--- RECORD EXTRACTS ---

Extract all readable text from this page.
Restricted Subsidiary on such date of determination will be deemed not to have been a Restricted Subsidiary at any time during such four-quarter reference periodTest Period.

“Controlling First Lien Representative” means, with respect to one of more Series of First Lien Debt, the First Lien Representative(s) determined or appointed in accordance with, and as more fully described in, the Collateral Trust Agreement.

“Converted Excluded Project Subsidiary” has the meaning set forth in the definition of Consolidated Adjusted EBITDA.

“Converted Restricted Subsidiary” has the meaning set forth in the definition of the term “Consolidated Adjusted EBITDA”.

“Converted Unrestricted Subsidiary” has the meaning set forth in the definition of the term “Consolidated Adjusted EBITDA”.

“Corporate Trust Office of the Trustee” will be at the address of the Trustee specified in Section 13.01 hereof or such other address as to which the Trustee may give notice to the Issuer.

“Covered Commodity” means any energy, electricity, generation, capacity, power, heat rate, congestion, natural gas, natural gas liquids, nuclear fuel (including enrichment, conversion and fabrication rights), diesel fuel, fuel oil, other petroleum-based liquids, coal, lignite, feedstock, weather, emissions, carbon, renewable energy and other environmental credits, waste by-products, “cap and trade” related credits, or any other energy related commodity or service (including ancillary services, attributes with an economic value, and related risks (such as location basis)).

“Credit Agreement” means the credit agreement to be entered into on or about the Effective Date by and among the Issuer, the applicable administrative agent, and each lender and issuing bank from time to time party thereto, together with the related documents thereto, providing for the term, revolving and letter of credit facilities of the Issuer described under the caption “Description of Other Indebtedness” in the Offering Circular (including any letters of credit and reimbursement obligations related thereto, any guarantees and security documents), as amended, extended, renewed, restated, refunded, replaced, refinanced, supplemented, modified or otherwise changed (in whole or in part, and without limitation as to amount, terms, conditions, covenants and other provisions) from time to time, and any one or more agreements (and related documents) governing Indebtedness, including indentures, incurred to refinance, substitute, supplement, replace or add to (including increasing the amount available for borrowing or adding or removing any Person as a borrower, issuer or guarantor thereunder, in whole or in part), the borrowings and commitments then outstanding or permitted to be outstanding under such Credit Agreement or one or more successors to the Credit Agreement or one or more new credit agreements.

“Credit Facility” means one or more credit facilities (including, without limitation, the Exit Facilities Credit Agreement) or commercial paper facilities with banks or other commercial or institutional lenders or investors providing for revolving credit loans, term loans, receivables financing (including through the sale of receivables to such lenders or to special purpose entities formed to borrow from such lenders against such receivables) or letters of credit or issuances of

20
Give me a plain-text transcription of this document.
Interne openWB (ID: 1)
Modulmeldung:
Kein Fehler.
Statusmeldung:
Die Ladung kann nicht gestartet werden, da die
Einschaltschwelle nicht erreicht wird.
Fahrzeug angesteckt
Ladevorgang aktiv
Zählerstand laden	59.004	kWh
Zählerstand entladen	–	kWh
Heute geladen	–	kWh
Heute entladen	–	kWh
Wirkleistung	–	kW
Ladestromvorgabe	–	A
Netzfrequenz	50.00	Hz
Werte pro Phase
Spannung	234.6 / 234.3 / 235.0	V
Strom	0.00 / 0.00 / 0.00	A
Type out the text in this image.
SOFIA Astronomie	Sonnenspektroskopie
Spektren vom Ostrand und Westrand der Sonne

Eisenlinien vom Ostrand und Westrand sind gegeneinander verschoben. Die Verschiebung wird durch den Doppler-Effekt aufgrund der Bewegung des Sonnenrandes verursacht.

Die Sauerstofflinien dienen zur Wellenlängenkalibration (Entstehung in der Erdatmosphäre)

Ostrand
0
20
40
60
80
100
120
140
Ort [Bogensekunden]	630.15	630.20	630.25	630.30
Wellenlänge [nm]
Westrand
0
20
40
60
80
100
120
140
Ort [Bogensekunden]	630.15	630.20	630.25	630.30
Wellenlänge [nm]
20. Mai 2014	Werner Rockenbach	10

--- TASK TO COMPLETE ---
Return each line among the entries that holds the word "text".

--- SOLUTION TO THIS EXERCISE ---
Extract all readable text from this page.
Give me a plain-text transcription of this document.
Type out the text in this image.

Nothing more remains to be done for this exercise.